= WHAT TO WORK ON =
List the lines of this listing that hold the word "billion".

= THE RECORDS =

· · · · ·

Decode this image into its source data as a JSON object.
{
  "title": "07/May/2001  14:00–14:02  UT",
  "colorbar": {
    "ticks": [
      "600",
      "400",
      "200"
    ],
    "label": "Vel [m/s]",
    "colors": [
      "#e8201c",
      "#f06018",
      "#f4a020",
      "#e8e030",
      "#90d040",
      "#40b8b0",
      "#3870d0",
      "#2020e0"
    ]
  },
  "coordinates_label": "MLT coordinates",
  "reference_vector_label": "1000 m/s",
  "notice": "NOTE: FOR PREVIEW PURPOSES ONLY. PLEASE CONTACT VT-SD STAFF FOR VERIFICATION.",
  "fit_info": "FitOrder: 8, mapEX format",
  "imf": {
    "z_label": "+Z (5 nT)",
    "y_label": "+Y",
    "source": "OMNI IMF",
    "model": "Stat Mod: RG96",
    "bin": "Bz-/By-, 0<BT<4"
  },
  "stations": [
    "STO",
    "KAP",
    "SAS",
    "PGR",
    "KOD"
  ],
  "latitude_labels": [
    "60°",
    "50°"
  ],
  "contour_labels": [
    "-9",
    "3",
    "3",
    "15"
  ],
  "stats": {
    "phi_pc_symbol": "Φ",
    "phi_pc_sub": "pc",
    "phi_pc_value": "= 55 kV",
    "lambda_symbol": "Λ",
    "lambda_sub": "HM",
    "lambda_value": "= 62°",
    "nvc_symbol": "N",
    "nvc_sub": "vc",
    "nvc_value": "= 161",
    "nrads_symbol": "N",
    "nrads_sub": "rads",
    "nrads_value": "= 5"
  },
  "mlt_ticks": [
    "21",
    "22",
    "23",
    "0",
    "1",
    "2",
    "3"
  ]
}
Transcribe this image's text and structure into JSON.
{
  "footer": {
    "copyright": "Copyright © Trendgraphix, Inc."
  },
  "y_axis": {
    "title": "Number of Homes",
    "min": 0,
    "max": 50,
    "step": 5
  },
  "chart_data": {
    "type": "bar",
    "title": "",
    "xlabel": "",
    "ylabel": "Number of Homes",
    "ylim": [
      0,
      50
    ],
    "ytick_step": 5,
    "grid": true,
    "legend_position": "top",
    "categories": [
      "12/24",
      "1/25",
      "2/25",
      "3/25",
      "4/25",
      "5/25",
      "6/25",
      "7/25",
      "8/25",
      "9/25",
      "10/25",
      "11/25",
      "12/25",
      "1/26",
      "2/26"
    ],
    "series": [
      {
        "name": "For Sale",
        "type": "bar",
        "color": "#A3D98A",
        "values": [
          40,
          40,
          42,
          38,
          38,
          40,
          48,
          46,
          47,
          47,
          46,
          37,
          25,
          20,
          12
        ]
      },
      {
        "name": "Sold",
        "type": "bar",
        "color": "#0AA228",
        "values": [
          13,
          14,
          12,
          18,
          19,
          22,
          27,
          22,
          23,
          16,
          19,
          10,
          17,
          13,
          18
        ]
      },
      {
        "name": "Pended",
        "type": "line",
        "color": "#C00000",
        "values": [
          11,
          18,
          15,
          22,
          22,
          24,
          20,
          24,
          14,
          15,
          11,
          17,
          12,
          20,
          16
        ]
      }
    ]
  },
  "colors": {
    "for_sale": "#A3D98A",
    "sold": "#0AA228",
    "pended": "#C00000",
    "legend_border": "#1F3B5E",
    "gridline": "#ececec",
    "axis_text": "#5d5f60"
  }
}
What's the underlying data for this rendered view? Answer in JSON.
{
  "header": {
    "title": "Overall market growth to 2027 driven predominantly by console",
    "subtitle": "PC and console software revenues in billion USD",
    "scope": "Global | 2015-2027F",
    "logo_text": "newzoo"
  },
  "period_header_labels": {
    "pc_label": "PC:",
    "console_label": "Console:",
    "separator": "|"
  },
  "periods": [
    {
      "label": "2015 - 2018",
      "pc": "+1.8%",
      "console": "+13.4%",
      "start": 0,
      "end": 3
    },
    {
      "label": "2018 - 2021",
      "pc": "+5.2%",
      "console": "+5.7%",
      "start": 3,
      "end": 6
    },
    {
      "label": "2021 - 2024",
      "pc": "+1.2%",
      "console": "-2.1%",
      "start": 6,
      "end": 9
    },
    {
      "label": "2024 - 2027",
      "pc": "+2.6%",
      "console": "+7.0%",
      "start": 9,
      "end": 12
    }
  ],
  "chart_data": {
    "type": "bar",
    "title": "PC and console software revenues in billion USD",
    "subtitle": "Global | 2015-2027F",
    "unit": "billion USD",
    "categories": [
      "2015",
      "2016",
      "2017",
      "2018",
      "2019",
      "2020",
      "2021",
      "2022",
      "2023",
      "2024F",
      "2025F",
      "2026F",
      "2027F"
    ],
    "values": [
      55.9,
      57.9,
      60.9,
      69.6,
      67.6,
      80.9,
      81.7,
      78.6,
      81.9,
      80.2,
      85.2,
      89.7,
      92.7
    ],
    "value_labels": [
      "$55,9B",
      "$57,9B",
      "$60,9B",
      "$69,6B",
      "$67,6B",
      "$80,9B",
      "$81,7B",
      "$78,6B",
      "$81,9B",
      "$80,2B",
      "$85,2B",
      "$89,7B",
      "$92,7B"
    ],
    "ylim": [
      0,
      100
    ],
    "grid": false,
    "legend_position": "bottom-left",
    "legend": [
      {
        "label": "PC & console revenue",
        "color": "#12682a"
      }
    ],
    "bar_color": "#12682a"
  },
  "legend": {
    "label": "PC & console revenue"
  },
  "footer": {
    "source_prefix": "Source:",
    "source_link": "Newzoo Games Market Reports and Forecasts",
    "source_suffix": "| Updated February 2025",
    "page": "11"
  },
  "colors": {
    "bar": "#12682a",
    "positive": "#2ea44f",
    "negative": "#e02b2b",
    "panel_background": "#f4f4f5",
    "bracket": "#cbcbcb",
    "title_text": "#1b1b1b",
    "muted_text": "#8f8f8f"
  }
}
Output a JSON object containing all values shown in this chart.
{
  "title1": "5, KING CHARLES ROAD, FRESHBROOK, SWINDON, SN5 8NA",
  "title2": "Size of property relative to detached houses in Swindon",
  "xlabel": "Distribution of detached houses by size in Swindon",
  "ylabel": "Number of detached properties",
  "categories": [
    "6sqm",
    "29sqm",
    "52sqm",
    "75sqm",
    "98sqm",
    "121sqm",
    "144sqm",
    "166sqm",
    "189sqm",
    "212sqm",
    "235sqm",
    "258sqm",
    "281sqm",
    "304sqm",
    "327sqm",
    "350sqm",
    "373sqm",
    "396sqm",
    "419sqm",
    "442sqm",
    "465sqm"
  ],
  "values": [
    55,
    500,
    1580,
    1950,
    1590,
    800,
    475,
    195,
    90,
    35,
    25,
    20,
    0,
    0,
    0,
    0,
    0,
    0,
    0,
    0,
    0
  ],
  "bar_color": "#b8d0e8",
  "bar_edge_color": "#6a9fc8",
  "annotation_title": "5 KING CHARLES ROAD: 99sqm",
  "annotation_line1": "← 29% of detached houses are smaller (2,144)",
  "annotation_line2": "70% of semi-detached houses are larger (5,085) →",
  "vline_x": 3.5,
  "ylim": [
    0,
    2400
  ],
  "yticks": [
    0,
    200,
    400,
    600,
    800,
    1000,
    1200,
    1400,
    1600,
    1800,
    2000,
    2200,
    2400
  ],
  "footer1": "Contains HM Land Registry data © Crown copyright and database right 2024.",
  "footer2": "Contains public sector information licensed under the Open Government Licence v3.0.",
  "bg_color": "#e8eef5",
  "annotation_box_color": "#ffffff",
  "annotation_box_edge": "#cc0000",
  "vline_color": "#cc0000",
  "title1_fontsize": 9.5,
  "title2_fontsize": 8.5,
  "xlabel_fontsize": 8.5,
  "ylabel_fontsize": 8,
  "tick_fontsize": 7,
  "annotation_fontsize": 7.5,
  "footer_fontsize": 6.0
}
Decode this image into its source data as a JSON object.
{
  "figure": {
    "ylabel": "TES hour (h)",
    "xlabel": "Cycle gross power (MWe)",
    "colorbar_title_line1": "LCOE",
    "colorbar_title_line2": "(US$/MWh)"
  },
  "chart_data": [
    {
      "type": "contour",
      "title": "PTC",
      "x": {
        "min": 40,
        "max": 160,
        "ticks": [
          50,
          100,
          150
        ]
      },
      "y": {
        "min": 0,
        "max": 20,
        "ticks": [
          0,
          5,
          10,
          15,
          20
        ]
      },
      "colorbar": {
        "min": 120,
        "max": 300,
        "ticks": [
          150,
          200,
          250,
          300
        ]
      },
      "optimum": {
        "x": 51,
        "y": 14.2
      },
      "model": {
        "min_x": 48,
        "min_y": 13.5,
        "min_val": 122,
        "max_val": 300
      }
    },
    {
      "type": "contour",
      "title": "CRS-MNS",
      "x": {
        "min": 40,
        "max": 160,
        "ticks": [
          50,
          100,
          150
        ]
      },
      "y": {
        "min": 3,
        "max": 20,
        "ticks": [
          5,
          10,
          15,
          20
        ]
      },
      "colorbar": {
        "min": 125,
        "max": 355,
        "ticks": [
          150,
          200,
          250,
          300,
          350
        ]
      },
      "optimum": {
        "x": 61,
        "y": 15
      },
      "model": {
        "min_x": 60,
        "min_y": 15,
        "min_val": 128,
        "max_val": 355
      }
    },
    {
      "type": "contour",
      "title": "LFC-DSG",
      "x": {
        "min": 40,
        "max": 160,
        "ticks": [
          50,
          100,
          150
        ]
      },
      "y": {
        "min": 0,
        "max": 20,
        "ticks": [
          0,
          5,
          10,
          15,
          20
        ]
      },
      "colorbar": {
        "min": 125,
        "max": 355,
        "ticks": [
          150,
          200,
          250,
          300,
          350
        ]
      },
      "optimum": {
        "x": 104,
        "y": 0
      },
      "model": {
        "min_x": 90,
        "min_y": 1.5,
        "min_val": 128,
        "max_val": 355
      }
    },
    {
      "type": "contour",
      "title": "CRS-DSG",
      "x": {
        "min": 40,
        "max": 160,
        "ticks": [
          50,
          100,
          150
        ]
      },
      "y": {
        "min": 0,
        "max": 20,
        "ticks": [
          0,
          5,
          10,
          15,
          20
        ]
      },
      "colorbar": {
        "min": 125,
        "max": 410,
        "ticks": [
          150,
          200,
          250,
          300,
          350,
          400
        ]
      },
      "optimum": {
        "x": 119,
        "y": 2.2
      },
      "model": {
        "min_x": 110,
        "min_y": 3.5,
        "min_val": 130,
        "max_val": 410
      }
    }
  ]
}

· · · · ·

= THE RESULT =
    "subtitle": "PC and console software revenues in billion USD",
    "title": "PC and console software revenues in billion USD",
    "unit": "billion USD",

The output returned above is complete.